■ Extract provided:
Ponzio v B & P Caelli Constructions Pty Limited (2007) 158 FCR 543

Applicant: FAIR WORK OMBUDSMAN
Respondent: SECOM AUSTRALIA (ACT) PTY LIMITED
File Number: CAG 46 of 2012
Judgment of: Judge Neville
Hearing date: 12 April 2013
Date of Last Submission: 12 April 2013
Delivered at: Canberra
Delivered on: 28 June 2013

REPRESENTATION

Solicitor/Advocate for the Applicant: Ms J Dennis
Solicitors for the Applicant: Fair Work Ombudsman, Sydney
Solicitor/Advocate for the Respondent: Mr D Robens
Solicitors for the Respondent: Dibbs Barker Lawyers, Canberra

ORDERS

THE COURT DECLARES THAT:

  1. Secom Australia (ACT) Pty Ltd (ACN 137 123 374) contravened section 45 of the Fair Work Act 2009 by way of contravening the following provisions of the Security Services Industry Award 2010 during the period from 27 February 2011 to 5 June 2011:

    (a)clause 10.5(b) of the Security Services Industry Award 2010 (as amended by items A.5.2 and A.5.4 of Schedule A of the Security Services Industry Award 2010), in failing to pay Mr Phillips the applicable casual loading;

    (b)clause 22.3 of the Security Services Industry Award 2010 (as amended by the Transitional Provisions at item A.7.3 of Schedule A of the Security Services Industry Award 2010), in failing to pay Mr Phillips the applicable permanent night work penalty rate;

    (c)clause 22.3 of the Security Services Industry Award 2010 (as amended by the Transitional Provisions at item A.7.3 of Schedule A of the Security Services Industry Award 2010), in failing to pay Mr Phillips the applicable Saturday span penalty rate;

    (d)clause 22.3 of the Security Services Industry Award 2010 (as amended by the Transitional Provisions at item A.7.3 of Schedule A of the Security Services Industry Award 2010), in failing to pay the following 16 employees the applicable Sunday span penalty rates:

    (i)Christopher Channells;

    (ii)Stephen Diablasio;

    (iii)Ryan Hourigan;

    (iv)Jeremy Ireland;

    (v)Glenn Manacap;

    (vi)Oliver Marsh;

    (vii)Gary Marshallsea;

    (viii)Colin McGovern;

    (ix)Madison Montgomery;

    (x)Arshdeep Walia;

    (xi)Oudum Ok;

    (xii)Suhununu Adam;

    (xiii)Khurram Awan;

    (xiv)Thomas Kelleher;

    (xv)Robert May; and

    (xvi)Peter Phillips.

■ Items from a data source:
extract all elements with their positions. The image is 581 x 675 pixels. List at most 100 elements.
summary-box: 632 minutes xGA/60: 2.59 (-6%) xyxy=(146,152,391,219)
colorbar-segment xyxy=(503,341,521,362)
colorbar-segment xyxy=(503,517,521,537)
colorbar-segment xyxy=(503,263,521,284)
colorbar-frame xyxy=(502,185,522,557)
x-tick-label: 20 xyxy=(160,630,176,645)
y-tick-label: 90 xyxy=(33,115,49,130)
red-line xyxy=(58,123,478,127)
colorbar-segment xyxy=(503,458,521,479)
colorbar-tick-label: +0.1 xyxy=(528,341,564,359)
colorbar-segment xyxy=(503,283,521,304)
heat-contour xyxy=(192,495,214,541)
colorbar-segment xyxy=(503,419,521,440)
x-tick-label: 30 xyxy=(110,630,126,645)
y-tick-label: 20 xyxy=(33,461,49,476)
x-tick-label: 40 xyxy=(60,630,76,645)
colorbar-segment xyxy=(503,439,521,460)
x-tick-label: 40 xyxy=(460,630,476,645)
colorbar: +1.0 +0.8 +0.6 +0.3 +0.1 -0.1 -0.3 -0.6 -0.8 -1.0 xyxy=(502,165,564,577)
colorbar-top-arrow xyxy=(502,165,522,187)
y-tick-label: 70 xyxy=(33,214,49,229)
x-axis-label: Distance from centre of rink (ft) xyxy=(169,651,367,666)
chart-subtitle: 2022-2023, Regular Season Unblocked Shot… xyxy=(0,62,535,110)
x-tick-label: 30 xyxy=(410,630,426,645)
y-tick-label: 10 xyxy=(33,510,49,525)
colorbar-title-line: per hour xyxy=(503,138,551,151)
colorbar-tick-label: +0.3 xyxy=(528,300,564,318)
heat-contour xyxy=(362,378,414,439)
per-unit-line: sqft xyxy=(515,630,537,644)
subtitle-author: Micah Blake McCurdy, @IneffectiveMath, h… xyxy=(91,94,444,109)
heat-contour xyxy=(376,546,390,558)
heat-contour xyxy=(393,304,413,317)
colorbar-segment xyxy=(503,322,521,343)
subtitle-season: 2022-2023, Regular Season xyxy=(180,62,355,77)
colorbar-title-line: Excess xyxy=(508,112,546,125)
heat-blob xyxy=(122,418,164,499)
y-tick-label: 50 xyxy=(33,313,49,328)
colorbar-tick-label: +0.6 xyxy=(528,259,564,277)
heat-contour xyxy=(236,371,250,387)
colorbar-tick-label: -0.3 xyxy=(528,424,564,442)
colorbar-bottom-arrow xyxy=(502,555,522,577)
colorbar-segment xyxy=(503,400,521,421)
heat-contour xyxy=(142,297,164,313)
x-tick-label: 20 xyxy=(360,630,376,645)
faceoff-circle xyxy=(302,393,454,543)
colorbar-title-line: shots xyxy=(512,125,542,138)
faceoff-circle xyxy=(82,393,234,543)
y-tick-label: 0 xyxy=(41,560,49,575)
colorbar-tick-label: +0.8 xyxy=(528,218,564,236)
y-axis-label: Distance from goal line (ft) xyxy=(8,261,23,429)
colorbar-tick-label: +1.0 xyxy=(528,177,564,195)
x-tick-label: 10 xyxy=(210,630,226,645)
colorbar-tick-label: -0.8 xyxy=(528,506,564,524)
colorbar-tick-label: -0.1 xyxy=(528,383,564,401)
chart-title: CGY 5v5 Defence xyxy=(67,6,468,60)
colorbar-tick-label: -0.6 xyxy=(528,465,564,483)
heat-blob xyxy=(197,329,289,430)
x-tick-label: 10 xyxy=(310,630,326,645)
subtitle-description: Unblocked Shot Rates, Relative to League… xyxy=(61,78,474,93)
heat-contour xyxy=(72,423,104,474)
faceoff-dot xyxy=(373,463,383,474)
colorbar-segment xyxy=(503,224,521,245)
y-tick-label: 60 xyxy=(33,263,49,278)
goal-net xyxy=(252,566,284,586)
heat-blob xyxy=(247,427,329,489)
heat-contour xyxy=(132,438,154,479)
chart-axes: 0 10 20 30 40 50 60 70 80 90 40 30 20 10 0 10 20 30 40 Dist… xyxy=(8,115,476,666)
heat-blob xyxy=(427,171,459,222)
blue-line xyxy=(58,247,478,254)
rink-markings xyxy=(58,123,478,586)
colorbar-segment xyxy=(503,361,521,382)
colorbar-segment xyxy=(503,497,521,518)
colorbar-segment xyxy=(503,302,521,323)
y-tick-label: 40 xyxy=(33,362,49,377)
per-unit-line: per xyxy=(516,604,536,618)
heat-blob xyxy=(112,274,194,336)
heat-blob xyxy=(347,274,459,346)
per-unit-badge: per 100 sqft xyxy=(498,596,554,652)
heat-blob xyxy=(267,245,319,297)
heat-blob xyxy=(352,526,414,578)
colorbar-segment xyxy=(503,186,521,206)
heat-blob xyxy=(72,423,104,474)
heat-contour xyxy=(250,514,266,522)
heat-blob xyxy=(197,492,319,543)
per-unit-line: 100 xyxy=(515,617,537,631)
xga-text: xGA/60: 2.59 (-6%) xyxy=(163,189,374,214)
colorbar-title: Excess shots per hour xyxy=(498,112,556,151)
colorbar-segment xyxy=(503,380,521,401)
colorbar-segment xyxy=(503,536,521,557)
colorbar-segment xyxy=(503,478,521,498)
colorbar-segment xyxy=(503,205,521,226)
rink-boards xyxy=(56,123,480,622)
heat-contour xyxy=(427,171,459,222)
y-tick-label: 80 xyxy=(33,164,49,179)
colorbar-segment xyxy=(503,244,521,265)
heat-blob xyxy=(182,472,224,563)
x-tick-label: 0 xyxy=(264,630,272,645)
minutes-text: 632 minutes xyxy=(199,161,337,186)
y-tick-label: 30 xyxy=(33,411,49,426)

■ Tasks to perform:
A. Translate this sentence from the court judgment into Spanish: "Secom Australia (ACT) Pty Ltd (ACN 137 123 374) contravened section 45 of the Fair Work Act 2009 by way of contravening the following provisions of the Security Services Industry Award 2010 during the period from 27 February 2011 to 5 June 2011:"
B. Carry on writing the court judgment, starting right after its last line.
The records have nothing to do with the court judgment.

■ Answers below:
A. Secom Australia (ACT) Pty Ltd (ACN 137 123 374) infringió el artículo 45 de la Fair Work Act 2009 al infringir las siguientes disposiciones de la Security Services Industry Award 2010 durante el período comprendido entre el 27 de febrero de 2011 y el 5 de junio de 2011:

B.
    (e)clause 22.3 of the Security Services Industry Award 2010 (as amended by the Transitional Provisions at item A.7.3 of Schedule A of the Security Services Industry Award 2010), in failing to pay Mr Phillips the applicable public holiday Span penalty rate;

    (f)clause 23.3 of the Security Services Industry Award 2010, in failing to pay the following 16 employees the applicable overtime loading for 50% overtime hours worked:

    (i)Christopher Channells;

    (ii)Stephen Diablasio;

    (iii)Richard Edmands;

    (iv)Ryan Hourigan;

    (v)Jeremy Ireland;

    (vi)Gareth Jamaine;

    (vii)Paul Kerr;

    (viii)Glenn Manacap;

    (ix)Oliver Marsh;

    (x)Gary Marshallsea;

    (xi)Colin McGovern;

    (xii)Madison Montgomery;

    (xiii)Arshdeep Walia;

    (xiv)Oudum Ok;

    (xv)Khurram Awan; and

    (xvi)Robert May.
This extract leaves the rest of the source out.